* Stated task *
Copy the material that follows word for word and omit its pictures.

* Data section *

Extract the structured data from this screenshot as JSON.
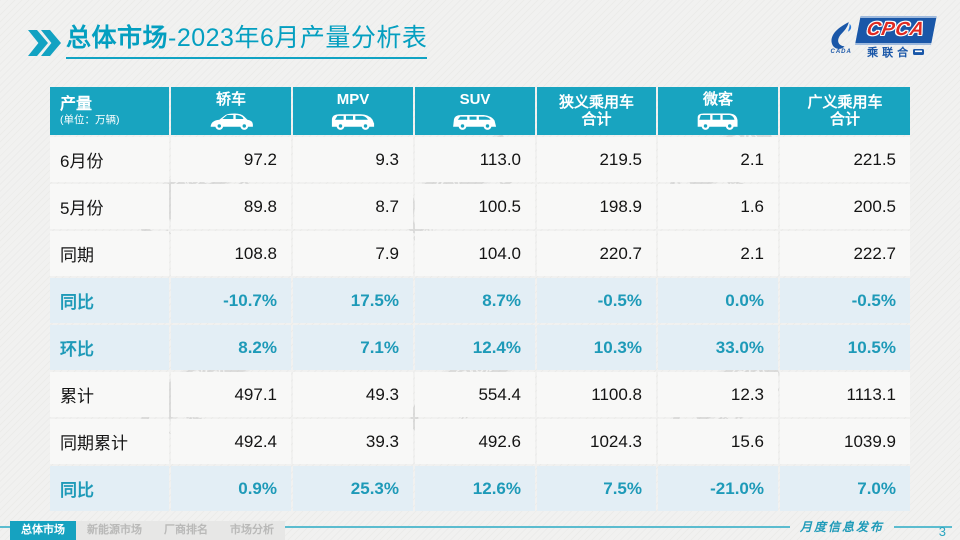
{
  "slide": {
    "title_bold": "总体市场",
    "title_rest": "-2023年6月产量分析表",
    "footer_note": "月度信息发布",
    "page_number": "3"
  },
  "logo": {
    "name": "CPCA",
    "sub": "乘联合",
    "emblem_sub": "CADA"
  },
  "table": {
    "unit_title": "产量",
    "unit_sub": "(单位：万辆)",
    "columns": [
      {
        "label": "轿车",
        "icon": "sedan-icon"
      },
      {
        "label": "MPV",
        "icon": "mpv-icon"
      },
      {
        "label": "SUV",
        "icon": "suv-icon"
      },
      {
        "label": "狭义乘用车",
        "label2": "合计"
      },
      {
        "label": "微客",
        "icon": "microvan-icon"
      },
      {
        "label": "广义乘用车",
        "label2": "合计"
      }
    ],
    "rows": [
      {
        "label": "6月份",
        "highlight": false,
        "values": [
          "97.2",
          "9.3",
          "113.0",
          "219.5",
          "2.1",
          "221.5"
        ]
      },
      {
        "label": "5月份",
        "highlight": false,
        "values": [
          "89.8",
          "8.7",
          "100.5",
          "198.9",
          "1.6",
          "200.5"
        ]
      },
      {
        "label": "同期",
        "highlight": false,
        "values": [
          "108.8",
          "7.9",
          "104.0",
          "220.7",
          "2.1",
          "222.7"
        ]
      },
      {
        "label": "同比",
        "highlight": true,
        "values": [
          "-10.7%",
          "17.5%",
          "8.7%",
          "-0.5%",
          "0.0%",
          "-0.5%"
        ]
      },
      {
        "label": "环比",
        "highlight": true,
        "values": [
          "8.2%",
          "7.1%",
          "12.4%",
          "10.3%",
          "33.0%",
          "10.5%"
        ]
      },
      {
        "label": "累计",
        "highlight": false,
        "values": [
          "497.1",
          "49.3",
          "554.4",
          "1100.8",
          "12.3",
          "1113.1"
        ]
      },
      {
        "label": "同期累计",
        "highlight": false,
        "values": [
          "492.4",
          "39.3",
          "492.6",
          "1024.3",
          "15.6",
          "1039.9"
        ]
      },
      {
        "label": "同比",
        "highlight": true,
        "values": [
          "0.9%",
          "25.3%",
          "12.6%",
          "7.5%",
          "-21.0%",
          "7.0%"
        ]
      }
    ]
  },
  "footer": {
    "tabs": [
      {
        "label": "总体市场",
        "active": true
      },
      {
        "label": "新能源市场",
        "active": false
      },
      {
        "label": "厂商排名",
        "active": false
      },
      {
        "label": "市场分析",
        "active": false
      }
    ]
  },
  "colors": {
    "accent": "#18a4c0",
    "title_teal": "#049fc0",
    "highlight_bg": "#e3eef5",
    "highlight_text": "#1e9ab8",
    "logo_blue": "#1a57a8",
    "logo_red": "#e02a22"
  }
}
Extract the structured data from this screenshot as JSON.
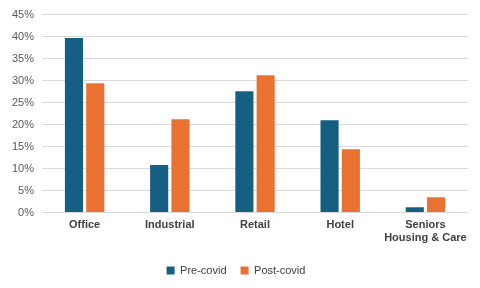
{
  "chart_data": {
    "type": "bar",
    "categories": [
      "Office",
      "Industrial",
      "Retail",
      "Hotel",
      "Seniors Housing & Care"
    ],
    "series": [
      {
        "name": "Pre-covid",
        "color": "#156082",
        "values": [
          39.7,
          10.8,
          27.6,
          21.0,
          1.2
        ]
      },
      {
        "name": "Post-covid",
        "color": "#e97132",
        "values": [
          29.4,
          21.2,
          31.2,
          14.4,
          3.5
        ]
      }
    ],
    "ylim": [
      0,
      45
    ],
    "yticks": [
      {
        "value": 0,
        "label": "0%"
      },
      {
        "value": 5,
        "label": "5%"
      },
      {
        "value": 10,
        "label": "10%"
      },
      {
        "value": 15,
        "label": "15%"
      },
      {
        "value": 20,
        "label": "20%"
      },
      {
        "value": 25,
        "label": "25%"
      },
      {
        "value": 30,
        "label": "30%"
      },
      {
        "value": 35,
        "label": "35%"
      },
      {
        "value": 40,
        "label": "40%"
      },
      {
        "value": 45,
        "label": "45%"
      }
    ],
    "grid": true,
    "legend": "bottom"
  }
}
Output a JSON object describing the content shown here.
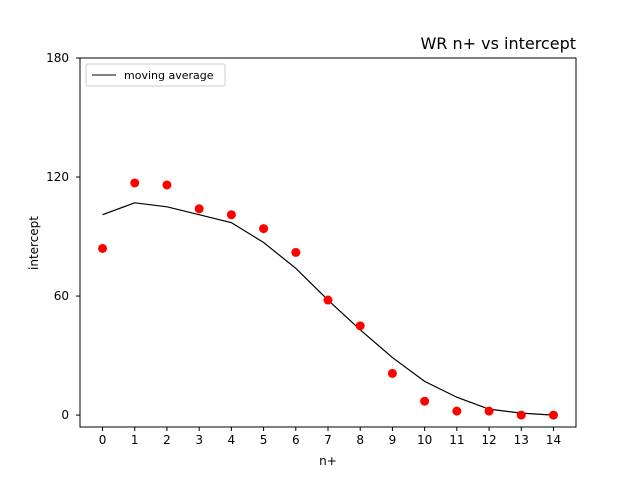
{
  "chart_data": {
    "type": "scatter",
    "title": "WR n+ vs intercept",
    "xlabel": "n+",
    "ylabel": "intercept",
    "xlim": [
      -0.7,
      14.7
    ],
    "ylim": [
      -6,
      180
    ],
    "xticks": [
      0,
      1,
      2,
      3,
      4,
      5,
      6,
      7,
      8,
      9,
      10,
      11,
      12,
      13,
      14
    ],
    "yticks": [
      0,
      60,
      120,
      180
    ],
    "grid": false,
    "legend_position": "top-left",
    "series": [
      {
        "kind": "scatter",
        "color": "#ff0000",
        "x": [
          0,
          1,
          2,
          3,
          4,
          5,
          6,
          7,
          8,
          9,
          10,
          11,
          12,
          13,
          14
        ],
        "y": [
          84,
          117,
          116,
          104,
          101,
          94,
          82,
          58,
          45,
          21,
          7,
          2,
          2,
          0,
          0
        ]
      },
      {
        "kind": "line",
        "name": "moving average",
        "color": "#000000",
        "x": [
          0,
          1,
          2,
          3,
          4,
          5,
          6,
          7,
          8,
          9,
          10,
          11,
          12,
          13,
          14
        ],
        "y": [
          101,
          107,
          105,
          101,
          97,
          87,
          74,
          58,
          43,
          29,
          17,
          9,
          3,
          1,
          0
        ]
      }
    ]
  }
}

* Result *
Extract the structured data from this screenshot as JSON.
{
  "slide": {
    "title_bold": "总体市场",
    "title_rest": "-2023年6月产量分析表",
    "footer_note": "月度信息发布",
    "page_number": "3"
  },
  "logo": {
    "name": "CPCA",
    "sub": "乘联合",
    "emblem_sub": "CADA"
  },
  "table": {
    "unit_title": "产量",
    "unit_sub": "(单位：万辆)",
    "columns": [
      {
        "label": "轿车",
        "icon": "sedan-icon"
      },
      {
        "label": "MPV",
        "icon": "mpv-icon"
      },
      {
        "label": "SUV",
        "icon": "suv-icon"
      },
      {
        "label": "狭义乘用车",
        "label2": "合计"
      },
      {
        "label": "微客",
        "icon": "microvan-icon"
      },
      {
        "label": "广义乘用车",
        "label2": "合计"
      }
    ],
    "rows": [
      {
        "label": "6月份",
        "highlight": false,
        "values": [
          "97.2",
          "9.3",
          "113.0",
          "219.5",
          "2.1",
          "221.5"
        ]
      },
      {
        "label": "5月份",
        "highlight": false,
        "values": [
          "89.8",
          "8.7",
          "100.5",
          "198.9",
          "1.6",
          "200.5"
        ]
      },
      {
        "label": "同期",
        "highlight": false,
        "values": [
          "108.8",
          "7.9",
          "104.0",
          "220.7",
          "2.1",
          "222.7"
        ]
      },
      {
        "label": "同比",
        "highlight": true,
        "values": [
          "-10.7%",
          "17.5%",
          "8.7%",
          "-0.5%",
          "0.0%",
          "-0.5%"
        ]
      },
      {
        "label": "环比",
        "highlight": true,
        "values": [
          "8.2%",
          "7.1%",
          "12.4%",
          "10.3%",
          "33.0%",
          "10.5%"
        ]
      },
      {
        "label": "累计",
        "highlight": false,
        "values": [
          "497.1",
          "49.3",
          "554.4",
          "1100.8",
          "12.3",
          "1113.1"
        ]
      },
      {
        "label": "同期累计",
        "highlight": false,
        "values": [
          "492.4",
          "39.3",
          "492.6",
          "1024.3",
          "15.6",
          "1039.9"
        ]
      },
      {
        "label": "同比",
        "highlight": true,
        "values": [
          "0.9%",
          "25.3%",
          "12.6%",
          "7.5%",
          "-21.0%",
          "7.0%"
        ]
      }
    ]
  },
  "footer": {
    "tabs": [
      {
        "label": "总体市场",
        "active": true
      },
      {
        "label": "新能源市场",
        "active": false
      },
      {
        "label": "厂商排名",
        "active": false
      },
      {
        "label": "市场分析",
        "active": false
      }
    ]
  },
  "colors": {
    "accent": "#18a4c0",
    "title_teal": "#049fc0",
    "highlight_bg": "#e3eef5",
    "highlight_text": "#1e9ab8",
    "logo_blue": "#1a57a8",
    "logo_red": "#e02a22"
  }
}
Extract the structured data from this screenshot as JSON.
{
  "chart_data": {
    "type": "bar",
    "categories": [
      "Office",
      "Industrial",
      "Retail",
      "Hotel",
      "Seniors Housing & Care"
    ],
    "series": [
      {
        "name": "Pre-covid",
        "color": "#156082",
        "values": [
          39.7,
          10.8,
          27.6,
          21.0,
          1.2
        ]
      },
      {
        "name": "Post-covid",
        "color": "#e97132",
        "values": [
          29.4,
          21.2,
          31.2,
          14.4,
          3.5
        ]
      }
    ],
    "ylim": [
      0,
      45
    ],
    "yticks": [
      {
        "value": 0,
        "label": "0%"
      },
      {
        "value": 5,
        "label": "5%"
      },
      {
        "value": 10,
        "label": "10%"
      },
      {
        "value": 15,
        "label": "15%"
      },
      {
        "value": 20,
        "label": "20%"
      },
      {
        "value": 25,
        "label": "25%"
      },
      {
        "value": 30,
        "label": "30%"
      },
      {
        "value": 35,
        "label": "35%"
      },
      {
        "value": 40,
        "label": "40%"
      },
      {
        "value": 45,
        "label": "45%"
      }
    ],
    "grid": true,
    "legend": "bottom"
  }
}
Output a JSON object describing the content shown here.
{
  "chart_data": {
    "type": "scatter",
    "title": "WR n+ vs intercept",
    "xlabel": "n+",
    "ylabel": "intercept",
    "xlim": [
      -0.7,
      14.7
    ],
    "ylim": [
      -6,
      180
    ],
    "xticks": [
      0,
      1,
      2,
      3,
      4,
      5,
      6,
      7,
      8,
      9,
      10,
      11,
      12,
      13,
      14
    ],
    "yticks": [
      0,
      60,
      120,
      180
    ],
    "grid": false,
    "legend_position": "top-left",
    "series": [
      {
        "kind": "scatter",
        "color": "#ff0000",
        "x": [
          0,
          1,
          2,
          3,
          4,
          5,
          6,
          7,
          8,
          9,
          10,
          11,
          12,
          13,
          14
        ],
        "y": [
          84,
          117,
          116,
          104,
          101,
          94,
          82,
          58,
          45,
          21,
          7,
          2,
          2,
          0,
          0
        ]
      },
      {
        "kind": "line",
        "name": "moving average",
        "color": "#000000",
        "x": [
          0,
          1,
          2,
          3,
          4,
          5,
          6,
          7,
          8,
          9,
          10,
          11,
          12,
          13,
          14
        ],
        "y": [
          101,
          107,
          105,
          101,
          97,
          87,
          74,
          58,
          43,
          29,
          17,
          9,
          3,
          1,
          0
        ]
      }
    ]
  }
}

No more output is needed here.